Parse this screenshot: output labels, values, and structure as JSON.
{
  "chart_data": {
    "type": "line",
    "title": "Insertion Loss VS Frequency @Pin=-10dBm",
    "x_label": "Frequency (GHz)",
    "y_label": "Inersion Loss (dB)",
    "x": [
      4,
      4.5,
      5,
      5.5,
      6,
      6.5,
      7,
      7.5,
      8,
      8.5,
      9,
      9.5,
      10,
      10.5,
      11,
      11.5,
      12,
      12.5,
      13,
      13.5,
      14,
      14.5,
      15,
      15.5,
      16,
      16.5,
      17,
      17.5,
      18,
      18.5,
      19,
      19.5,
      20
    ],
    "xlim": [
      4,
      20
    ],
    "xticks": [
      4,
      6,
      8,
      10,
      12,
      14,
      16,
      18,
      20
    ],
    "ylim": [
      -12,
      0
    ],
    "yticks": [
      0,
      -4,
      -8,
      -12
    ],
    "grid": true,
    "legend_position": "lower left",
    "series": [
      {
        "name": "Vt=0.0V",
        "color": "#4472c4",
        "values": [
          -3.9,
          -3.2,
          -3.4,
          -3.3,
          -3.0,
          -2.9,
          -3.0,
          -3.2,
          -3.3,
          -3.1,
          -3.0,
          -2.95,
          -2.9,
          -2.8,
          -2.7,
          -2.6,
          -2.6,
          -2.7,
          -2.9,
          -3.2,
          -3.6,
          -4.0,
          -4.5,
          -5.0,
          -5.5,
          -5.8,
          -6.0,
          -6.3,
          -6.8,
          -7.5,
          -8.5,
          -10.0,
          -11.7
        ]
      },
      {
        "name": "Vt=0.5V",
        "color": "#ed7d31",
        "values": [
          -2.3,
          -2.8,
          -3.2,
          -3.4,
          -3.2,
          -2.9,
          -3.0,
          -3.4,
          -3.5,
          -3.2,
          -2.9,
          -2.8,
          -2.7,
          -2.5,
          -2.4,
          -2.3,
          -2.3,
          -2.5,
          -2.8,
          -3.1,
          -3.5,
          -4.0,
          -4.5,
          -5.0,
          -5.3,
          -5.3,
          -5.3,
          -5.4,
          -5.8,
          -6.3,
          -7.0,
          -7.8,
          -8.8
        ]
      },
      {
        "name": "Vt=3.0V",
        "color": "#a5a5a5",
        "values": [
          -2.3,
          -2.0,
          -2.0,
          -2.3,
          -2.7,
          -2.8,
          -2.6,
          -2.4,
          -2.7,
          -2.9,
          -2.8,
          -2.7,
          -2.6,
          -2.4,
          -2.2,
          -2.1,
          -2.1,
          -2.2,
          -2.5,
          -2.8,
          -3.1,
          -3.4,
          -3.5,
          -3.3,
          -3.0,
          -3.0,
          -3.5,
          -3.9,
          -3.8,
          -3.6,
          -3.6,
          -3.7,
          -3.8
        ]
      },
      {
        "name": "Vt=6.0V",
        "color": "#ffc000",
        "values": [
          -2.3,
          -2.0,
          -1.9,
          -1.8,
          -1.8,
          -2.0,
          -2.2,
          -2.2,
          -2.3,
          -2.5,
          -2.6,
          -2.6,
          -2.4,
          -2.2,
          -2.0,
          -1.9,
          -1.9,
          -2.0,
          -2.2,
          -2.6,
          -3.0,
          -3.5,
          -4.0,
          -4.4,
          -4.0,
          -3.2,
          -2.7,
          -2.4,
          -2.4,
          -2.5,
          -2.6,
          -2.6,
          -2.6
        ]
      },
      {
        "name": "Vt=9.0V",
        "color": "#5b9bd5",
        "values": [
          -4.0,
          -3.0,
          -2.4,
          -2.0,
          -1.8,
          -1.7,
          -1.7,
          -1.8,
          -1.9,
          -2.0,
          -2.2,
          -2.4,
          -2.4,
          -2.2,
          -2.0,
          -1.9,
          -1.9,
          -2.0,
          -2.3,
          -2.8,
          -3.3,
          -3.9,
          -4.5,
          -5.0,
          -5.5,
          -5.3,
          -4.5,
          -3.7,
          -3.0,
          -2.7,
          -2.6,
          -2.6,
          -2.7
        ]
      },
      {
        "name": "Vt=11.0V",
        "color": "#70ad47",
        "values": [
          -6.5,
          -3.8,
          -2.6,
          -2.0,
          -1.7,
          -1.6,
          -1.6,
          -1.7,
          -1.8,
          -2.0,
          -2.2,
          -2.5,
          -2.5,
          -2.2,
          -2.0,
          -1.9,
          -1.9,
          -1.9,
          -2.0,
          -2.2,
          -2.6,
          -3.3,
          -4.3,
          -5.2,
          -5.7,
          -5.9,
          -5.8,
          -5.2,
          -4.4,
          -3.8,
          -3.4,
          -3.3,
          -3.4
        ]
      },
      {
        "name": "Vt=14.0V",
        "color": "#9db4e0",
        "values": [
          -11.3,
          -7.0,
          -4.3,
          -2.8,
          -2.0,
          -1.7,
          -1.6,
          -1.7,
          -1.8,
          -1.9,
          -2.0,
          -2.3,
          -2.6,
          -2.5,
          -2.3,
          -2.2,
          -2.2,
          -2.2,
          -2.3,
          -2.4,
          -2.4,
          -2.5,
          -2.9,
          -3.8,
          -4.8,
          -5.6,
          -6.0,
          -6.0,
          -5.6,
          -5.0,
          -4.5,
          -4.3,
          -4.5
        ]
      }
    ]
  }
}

^^^^^^^^^^^^^^^^

Exercise details: State only how many lines in the material include "name".

In response: 7